++++ SELECTED TEXT

Disagreement with Sean Bu

A reader, January 04, 2002 - 9:13 am UTC

Sorry Sean but I disagree on your statement - As Tom said its all about getting the job done and keeping users happy.

If this means using code provided by other people for whatever you are trying to achieve and you are not violating copyrights etc. then by all means save yourself and your users the time.

What is important is the knowledge to fully understand the code and realise when it might not work on your system and being able then to make enhancements to it should you need to.

But saying only self written code in my db is very ignorant,and it comes down to what Tom called "draconian rules" in his response.
There is always someone who can do it better than you.

If the resources are there to use then use it.

Colin Davies, February 27, 2002 - 2:36 pm UTC

>2.Good experience of Backup , and at least theoritically sound in Recovery<

Backups are useless unless the DBA knows how to recover the database and has practised it and documented it, including all the main scenarios (corrupt datafile, corrupt rollback segment, etc.). This should receive much greater emphasis, especially in a 24x7 environment.

++++++++

→ WORK ORDER A: In the forum replies, why does the first reader support using code written by other people? Answer in one to three sentences.
→ WORK ORDER B: Write out the forum replies word for word, starting at the words "If the resources" and stopping after "a 24x7 environment.".
→ WORK ORDER C: Continue the forum replies about code reuse and database backups from the point where they stop.
The rows have no connection to the forum replies.

++++ DATA LISTING

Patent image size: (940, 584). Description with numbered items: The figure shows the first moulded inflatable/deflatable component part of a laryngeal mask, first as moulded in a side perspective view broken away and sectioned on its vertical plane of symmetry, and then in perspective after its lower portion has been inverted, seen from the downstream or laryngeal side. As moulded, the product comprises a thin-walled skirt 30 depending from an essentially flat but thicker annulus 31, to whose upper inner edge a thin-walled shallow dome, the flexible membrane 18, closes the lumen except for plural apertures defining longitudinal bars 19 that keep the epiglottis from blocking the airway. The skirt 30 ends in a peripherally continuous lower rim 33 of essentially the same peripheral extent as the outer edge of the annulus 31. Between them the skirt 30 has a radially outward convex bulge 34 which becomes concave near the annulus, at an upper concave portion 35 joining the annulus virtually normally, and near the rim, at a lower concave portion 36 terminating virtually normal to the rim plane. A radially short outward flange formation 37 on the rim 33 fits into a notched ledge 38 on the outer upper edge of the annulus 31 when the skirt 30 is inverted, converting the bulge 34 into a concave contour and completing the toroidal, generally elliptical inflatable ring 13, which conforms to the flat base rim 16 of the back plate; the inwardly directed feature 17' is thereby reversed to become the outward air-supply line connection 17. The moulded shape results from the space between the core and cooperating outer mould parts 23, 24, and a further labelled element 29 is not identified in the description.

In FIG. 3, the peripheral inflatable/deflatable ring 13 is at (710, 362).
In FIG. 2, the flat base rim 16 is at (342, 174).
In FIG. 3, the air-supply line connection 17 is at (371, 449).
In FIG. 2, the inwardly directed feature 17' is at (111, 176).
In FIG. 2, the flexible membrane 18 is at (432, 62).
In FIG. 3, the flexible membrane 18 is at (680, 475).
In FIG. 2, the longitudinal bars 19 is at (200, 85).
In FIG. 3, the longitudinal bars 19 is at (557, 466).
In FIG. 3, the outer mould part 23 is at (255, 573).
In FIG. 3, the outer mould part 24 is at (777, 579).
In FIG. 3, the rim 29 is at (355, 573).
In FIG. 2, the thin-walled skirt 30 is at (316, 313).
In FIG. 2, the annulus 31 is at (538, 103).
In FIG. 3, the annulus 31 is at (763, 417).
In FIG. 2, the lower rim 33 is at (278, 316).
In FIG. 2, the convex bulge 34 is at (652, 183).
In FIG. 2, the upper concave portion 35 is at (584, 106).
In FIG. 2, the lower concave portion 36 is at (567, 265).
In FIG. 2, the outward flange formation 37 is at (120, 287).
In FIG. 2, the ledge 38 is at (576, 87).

++++++++

→ ANSWER A: The reader holds that the work is about getting the job done and keeping users happy, so reusing others' code, as long as no copyrights are violated, saves time for both the developer and the users. The reader also notes that there is always someone who can do it better than you.

→ ANSWER B:
If the resources are there to use then use it.

Colin Davies, February 27, 2002 - 2:36 pm UTC

>2.Good experience of Backup , and at least theoritically sound in Recovery<

Backups are useless unless the DBA knows how to recover the database and has practised it and documented it, including all the main scenarios (corrupt datafile, corrupt rollback segment, etc.). This should receive much greater emphasis, especially in a 24x7 environment.

→ ANSWER C:
shell scripting

Mike, October 02, 2002 - 8:38 pm UTC

Since all agree that the unix shell scripting is one of major skills a dba must have, I ask the following:


Until recently I had been working mostly on NT and limited on UNIX. Having not been exploring much on the Unix shell scripting. The current job requires considerably shell scripting skill, because the ETL is mainly based shell scripts (though I believe it is not good idea).

What is the learning curve for acquiring the scripting skill? I want to be reasonably good to understand and enable to make some modifications of the current scripts.
Is it the deep as the same as to learn such as pl/sql?

TIA

Tom Kyte
October 03, 2002 - 9:11 am UTC

I don't agree with the "since all agree".

Maybe in 1990 that would have been true, but in 2002 -- it is most certainly not.

Is it helpful? (Yes) Does it make them better? (sometimes, depends on the quality of their code like anything else). Is it necessary? (no, i don't think so. If you can manage Oracle on NT, you can manage Oracle on Unix IMO. You need to learn some unix'isms like you did with NT..)


I cannot imagine ETL based mainly on scripting. Sounds painfully slow unless there ETL is painfully trivial or their data volumes are tiny.

Cannot really say how long it takes to learn script -- it was sooo long ago that I was faced with learning. It is rather learning the breadth of tools you'll be using like grep sed awk nawk perl cut etc....

Thanks for the insight and info, Tom.

Robert, October 03, 2002 - 10:13 am UTC


Tracking down BV-Violaters

Robert C, October 03, 2002 - 2:24 pm UTC

Tom, in your opinion, should a DBA keep an active eye (or 2) out for programmers not using bind variables in their code ?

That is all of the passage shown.